(Part of a data file)
◆ ◆ ◆ ◆ ◆ ◆ ◆

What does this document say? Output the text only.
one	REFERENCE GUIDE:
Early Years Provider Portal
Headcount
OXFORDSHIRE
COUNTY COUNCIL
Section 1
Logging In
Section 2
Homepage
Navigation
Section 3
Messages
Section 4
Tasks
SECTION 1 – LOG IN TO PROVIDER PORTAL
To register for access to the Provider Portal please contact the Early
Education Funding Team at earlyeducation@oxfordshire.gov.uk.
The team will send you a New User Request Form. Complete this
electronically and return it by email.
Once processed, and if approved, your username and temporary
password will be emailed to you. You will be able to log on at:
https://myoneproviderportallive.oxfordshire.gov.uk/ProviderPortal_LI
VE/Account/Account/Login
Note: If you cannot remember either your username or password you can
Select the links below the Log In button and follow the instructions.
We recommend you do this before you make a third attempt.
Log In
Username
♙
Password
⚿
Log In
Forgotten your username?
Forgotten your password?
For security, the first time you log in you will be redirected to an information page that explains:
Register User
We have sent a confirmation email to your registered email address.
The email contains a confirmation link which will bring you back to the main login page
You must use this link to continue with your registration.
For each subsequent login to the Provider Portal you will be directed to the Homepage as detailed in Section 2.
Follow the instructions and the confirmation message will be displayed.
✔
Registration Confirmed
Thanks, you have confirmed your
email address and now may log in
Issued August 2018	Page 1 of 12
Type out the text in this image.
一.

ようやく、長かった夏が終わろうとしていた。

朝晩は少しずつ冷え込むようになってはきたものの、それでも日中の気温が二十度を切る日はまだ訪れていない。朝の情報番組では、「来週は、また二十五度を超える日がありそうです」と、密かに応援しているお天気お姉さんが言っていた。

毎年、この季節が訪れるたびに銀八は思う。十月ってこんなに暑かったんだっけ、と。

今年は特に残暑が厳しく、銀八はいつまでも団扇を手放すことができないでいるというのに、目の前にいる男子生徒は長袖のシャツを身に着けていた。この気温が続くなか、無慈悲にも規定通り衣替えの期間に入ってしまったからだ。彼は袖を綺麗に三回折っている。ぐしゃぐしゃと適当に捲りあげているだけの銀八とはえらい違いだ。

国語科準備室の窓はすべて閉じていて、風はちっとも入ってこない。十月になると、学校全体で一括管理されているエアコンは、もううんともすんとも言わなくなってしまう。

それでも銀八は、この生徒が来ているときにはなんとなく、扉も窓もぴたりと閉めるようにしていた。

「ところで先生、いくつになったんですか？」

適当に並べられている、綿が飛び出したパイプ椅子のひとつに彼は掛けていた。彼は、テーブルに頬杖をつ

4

◆ ◆ ◆ ◆ ◆ ◆ ◆

> What you should do
Extract the entries above verbatim.

> Final answer
What does this document say? Output the text only.
one	REFERENCE GUIDE:
Early Years Provider Portal
Headcount
OXFORDSHIRE
COUNTY COUNCIL
Section 1
Logging In
Section 2
Homepage
Navigation
Section 3
Messages
Section 4
Tasks
SECTION 1 – LOG IN TO PROVIDER PORTAL
To register for access to the Provider Portal please contact the Early
Education Funding Team at earlyeducation@oxfordshire.gov.uk.
The team will send you a New User Request Form. Complete this
electronically and return it by email.
Once processed, and if approved, your username and temporary
password will be emailed to you. You will be able to log on at:
https://myoneproviderportallive.oxfordshire.gov.uk/ProviderPortal_LI
VE/Account/Account/Login
Note: If you cannot remember either your username or password you can
Select the links below the Log In button and follow the instructions.
We recommend you do this before you make a third attempt.
Log In
Username
♙
Password
⚿
Log In
Forgotten your username?
Forgotten your password?
For security, the first time you log in you will be redirected to an information page that explains:
Register User
We have sent a confirmation email to your registered email address.
The email contains a confirmation link which will bring you back to the main login page
You must use this link to continue with your registration.
For each subsequent login to the Provider Portal you will be directed to the Homepage as detailed in Section 2.
Follow the instructions and the confirmation message will be displayed.
✔
Registration Confirmed
Thanks, you have confirmed your
email address and now may log in
Issued August 2018	Page 1 of 12
Type out the text in this image.
一.

ようやく、長かった夏が終わろうとしていた。

朝晩は少しずつ冷え込むようになってはきたものの、それでも日中の気温が二十度を切る日はまだ訪れていない。朝の情報番組では、「来週は、また二十五度を超える日がありそうです」と、密かに応援しているお天気お姉さんが言っていた。

毎年、この季節が訪れるたびに銀八は思う。十月ってこんなに暑かったんだっけ、と。

今年は特に残暑が厳しく、銀八はいつまでも団扇を手放すことができないでいるというのに、目の前にいる男子生徒は長袖のシャツを身に着けていた。この気温が続くなか、無慈悲にも規定通り衣替えの期間に入ってしまったからだ。彼は袖を綺麗に三回折っている。ぐしゃぐしゃと適当に捲りあげているだけの銀八とはえらい違いだ。

国語科準備室の窓はすべて閉じていて、風はちっとも入ってこない。十月になると、学校全体で一括管理されているエアコンは、もううんともすんとも言わなくなってしまう。

それでも銀八は、この生徒が来ているときにはなんとなく、扉も窓もぴたりと閉めるようにしていた。

「ところで先生、いくつになったんですか？」

適当に並べられている、綿が飛び出したパイプ椅子のひとつに彼は掛けていた。彼は、テーブルに頬杖をつ

4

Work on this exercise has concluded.